Below are the records; locate each line with the word "应变能力" and copy it.

+ + + + +

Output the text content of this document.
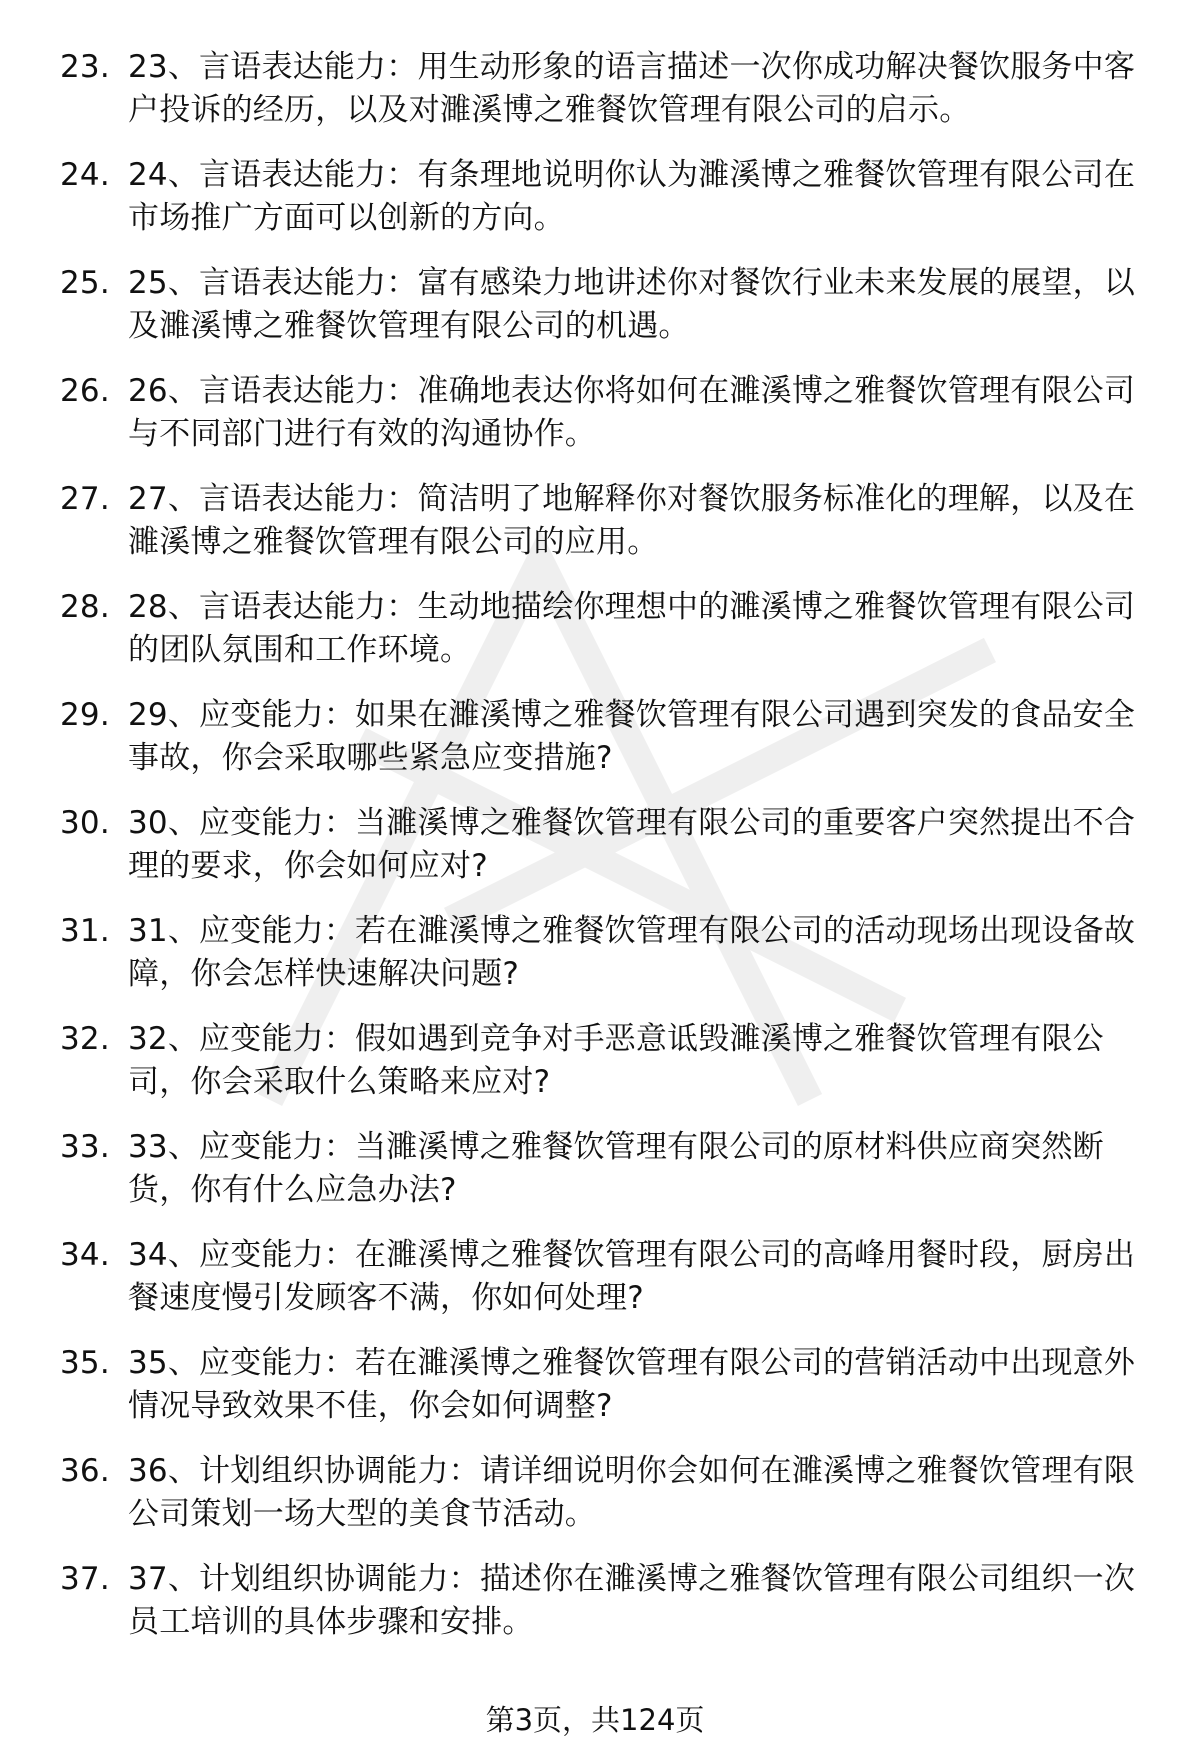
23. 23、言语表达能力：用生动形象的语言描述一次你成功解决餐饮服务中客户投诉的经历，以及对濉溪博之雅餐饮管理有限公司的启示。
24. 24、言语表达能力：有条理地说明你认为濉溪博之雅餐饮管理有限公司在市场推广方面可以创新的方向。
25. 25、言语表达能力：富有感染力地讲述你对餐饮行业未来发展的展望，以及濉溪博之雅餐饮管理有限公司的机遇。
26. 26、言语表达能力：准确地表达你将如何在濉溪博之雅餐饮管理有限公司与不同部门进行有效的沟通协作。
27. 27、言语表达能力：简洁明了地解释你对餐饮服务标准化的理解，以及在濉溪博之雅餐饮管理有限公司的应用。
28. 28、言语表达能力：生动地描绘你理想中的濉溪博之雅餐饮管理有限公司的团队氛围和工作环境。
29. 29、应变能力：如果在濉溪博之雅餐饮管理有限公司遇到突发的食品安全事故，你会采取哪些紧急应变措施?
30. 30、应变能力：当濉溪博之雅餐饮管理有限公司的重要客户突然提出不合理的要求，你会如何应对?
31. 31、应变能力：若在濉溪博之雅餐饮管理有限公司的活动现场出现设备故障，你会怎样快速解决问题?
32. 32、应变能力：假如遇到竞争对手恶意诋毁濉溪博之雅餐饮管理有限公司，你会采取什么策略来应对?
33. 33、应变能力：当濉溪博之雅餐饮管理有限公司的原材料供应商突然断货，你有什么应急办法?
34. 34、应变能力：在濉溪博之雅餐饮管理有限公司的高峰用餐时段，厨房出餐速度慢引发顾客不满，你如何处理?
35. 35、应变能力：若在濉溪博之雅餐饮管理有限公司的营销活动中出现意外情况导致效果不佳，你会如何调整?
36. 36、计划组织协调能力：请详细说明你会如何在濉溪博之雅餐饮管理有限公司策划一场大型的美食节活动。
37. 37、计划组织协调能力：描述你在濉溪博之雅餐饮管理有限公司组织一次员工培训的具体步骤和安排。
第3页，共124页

+ + + + +

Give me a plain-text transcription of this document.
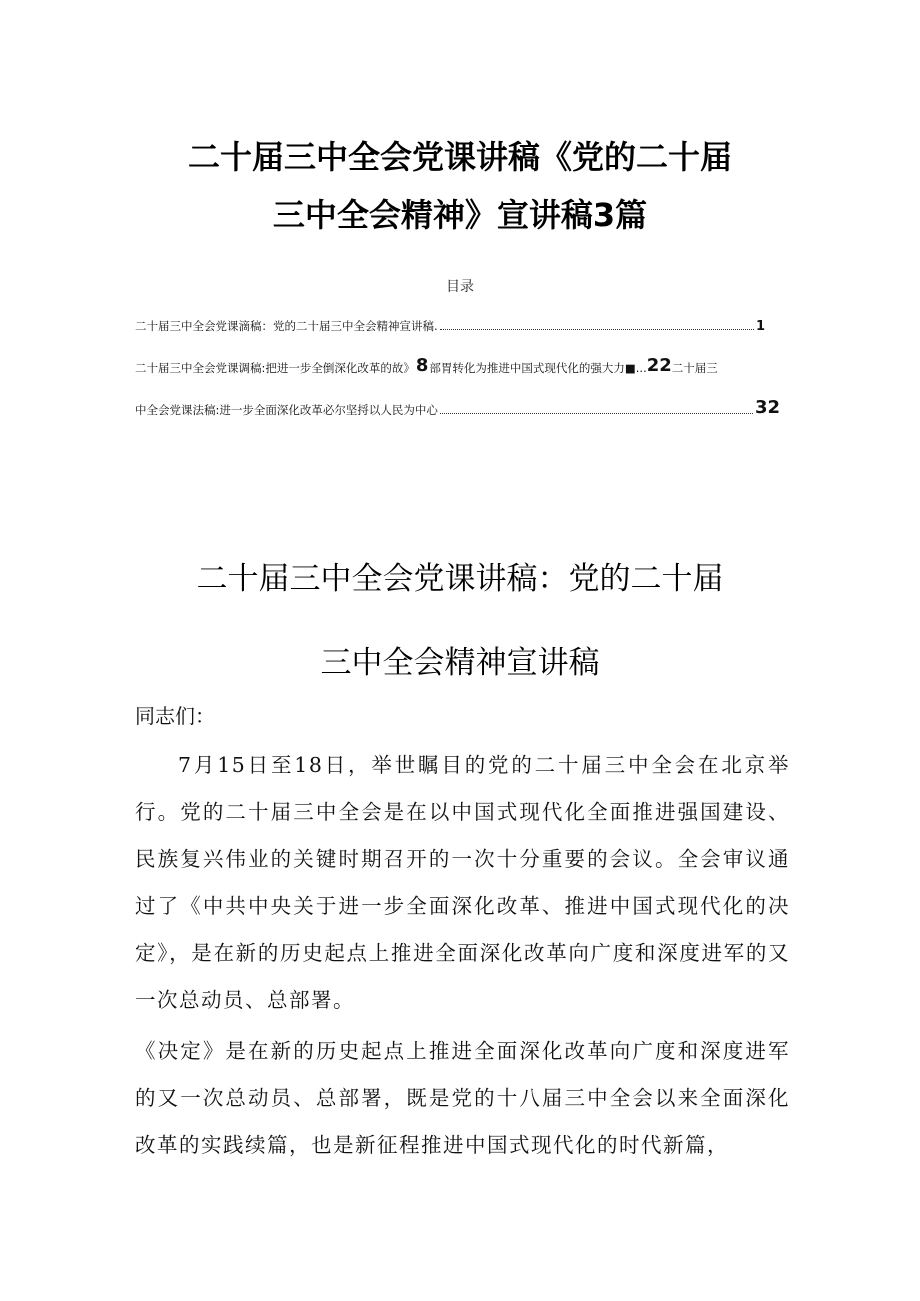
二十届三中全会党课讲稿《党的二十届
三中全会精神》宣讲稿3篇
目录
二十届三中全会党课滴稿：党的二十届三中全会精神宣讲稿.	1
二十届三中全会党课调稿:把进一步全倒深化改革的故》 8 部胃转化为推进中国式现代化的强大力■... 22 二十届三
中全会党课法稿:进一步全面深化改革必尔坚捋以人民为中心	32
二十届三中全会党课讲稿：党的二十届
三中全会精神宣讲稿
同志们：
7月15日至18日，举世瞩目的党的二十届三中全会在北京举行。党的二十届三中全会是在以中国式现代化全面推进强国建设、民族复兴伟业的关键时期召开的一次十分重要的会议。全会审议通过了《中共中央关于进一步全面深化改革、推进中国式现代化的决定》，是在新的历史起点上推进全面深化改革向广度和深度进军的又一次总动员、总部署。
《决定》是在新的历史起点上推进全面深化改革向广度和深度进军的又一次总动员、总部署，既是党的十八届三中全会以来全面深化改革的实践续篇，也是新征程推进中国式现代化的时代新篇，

+ + + + +

• **RESPONSE TO THE TASK**
29. 29、应变能力：如果在濉溪博之雅餐饮管理有限公司遇到突发的食品安全事故，你会采取哪些紧急应变措施?
30. 30、应变能力：当濉溪博之雅餐饮管理有限公司的重要客户突然提出不合理的要求，你会如何应对?
31. 31、应变能力：若在濉溪博之雅餐饮管理有限公司的活动现场出现设备故障，你会怎样快速解决问题?
32. 32、应变能力：假如遇到竞争对手恶意诋毁濉溪博之雅餐饮管理有限公司，你会采取什么策略来应对?
33. 33、应变能力：当濉溪博之雅餐饮管理有限公司的原材料供应商突然断货，你有什么应急办法?
34. 34、应变能力：在濉溪博之雅餐饮管理有限公司的高峰用餐时段，厨房出餐速度慢引发顾客不满，你如何处理?
35. 35、应变能力：若在濉溪博之雅餐饮管理有限公司的营销活动中出现意外情况导致效果不佳，你会如何调整?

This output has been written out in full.